> [Exercise material]
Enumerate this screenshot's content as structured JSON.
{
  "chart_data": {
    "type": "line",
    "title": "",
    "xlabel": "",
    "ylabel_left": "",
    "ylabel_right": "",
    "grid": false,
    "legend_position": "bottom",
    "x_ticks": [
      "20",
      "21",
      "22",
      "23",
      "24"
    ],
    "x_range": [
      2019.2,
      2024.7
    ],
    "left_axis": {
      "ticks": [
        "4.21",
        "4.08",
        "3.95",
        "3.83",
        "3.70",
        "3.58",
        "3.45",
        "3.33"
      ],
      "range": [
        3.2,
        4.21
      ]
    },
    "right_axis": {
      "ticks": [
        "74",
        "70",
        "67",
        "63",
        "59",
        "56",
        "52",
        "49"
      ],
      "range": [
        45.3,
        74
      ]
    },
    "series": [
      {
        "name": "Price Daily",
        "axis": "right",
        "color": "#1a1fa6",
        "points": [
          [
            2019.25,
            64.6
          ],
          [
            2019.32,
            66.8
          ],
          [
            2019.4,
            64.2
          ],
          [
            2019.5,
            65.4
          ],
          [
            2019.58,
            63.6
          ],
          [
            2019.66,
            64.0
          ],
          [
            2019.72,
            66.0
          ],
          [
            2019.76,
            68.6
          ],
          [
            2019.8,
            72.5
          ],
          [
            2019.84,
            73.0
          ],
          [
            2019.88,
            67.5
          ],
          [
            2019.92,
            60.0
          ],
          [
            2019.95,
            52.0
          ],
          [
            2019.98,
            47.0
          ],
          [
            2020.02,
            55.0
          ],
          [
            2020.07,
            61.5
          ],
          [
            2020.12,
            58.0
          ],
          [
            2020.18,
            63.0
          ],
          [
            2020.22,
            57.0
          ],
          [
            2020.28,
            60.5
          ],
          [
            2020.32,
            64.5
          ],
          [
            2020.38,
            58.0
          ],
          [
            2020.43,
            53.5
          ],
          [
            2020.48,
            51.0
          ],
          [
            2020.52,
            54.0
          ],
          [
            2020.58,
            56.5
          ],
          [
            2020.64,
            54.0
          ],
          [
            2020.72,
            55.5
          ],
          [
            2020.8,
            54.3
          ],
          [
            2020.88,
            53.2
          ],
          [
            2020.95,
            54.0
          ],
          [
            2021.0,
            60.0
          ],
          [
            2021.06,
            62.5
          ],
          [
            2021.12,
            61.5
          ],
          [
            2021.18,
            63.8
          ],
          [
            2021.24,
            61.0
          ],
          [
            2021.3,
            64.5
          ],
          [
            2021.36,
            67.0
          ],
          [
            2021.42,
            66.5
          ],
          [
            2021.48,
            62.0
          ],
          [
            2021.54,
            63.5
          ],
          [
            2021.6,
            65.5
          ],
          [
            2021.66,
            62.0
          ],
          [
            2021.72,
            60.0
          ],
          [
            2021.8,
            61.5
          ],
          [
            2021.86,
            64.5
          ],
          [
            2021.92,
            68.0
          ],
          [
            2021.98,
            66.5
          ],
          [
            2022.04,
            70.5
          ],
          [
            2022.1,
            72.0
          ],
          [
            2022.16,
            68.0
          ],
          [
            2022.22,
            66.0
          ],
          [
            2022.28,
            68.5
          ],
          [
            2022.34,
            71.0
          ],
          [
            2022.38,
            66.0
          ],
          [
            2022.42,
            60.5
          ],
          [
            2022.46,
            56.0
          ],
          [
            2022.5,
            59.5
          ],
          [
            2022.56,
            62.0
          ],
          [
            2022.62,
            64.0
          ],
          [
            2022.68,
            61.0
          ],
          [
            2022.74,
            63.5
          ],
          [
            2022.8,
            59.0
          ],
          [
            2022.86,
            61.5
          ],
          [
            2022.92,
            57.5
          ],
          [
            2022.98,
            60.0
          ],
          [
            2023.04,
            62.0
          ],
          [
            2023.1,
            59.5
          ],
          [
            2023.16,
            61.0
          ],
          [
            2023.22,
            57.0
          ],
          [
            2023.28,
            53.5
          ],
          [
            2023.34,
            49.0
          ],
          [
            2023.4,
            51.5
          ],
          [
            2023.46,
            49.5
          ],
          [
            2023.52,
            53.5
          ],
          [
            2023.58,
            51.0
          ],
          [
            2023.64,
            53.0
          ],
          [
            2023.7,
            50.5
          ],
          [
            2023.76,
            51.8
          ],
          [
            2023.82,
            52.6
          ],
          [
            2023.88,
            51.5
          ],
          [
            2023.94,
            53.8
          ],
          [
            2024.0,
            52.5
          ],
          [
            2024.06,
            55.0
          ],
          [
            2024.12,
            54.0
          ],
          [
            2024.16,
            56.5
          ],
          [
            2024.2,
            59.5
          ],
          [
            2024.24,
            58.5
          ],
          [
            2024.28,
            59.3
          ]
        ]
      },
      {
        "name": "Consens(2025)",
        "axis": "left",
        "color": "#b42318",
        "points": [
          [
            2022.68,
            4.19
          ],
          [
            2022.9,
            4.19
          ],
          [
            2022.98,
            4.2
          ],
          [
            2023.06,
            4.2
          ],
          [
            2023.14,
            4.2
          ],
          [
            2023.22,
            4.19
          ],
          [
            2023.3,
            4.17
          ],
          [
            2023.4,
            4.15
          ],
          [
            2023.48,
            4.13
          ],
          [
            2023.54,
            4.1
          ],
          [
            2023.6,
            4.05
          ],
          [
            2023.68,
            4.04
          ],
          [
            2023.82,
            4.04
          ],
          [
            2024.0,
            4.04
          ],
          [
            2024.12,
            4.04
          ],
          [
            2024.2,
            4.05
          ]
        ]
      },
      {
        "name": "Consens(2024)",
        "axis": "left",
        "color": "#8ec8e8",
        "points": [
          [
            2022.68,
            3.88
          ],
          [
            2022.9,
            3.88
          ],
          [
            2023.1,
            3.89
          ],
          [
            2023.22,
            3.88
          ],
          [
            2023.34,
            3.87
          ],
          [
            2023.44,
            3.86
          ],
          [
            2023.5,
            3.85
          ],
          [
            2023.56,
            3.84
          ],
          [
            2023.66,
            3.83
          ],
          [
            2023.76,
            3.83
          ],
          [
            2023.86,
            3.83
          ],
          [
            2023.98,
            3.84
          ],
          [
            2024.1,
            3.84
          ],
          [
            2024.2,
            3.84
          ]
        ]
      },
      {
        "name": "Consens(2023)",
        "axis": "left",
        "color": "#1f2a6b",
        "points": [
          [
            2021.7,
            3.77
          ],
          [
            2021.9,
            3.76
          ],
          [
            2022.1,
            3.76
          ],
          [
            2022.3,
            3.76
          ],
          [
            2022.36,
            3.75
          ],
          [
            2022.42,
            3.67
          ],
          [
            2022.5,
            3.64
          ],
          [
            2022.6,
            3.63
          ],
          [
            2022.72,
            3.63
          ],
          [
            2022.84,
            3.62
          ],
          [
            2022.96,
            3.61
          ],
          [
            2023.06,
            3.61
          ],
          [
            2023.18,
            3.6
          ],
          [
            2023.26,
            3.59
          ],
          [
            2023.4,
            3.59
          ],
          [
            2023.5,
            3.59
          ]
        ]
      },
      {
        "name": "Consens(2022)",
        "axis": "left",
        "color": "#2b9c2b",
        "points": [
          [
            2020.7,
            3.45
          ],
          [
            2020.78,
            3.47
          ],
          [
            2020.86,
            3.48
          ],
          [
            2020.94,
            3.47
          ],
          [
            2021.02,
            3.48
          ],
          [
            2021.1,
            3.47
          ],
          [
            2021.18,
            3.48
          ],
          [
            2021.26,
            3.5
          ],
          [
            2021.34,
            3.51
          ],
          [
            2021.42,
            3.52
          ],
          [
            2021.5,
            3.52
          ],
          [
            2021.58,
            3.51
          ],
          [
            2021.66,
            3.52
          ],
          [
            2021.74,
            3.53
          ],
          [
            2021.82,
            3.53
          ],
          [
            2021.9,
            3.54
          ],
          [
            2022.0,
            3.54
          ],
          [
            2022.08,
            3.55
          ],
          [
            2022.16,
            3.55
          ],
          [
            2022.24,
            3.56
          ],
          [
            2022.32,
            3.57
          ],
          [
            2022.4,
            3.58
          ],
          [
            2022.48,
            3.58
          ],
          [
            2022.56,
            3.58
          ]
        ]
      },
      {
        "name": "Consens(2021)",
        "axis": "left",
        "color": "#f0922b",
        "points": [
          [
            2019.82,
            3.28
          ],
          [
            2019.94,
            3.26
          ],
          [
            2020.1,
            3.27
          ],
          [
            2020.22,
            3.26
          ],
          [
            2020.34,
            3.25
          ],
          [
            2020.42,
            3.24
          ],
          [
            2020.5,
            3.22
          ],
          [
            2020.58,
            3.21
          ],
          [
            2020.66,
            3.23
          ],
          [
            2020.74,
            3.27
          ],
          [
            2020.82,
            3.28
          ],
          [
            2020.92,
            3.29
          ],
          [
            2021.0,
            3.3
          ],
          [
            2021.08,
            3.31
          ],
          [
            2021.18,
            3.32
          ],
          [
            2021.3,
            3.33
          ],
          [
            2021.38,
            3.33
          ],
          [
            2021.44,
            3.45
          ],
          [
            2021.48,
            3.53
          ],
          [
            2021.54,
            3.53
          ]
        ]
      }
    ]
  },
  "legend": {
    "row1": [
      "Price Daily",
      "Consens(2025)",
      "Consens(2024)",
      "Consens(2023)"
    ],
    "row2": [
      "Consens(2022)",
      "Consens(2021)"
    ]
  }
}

> [Direction] Only lines with the word "Consens" should be collected from the material.

> [Answer to this problem]
        "name": "Consens(2025)",
        "name": "Consens(2024)",
        "name": "Consens(2023)",
        "name": "Consens(2022)",
        "name": "Consens(2021)",
      "Consens(2025)",
      "Consens(2024)",
      "Consens(2023)"
      "Consens(2022)",
      "Consens(2021)"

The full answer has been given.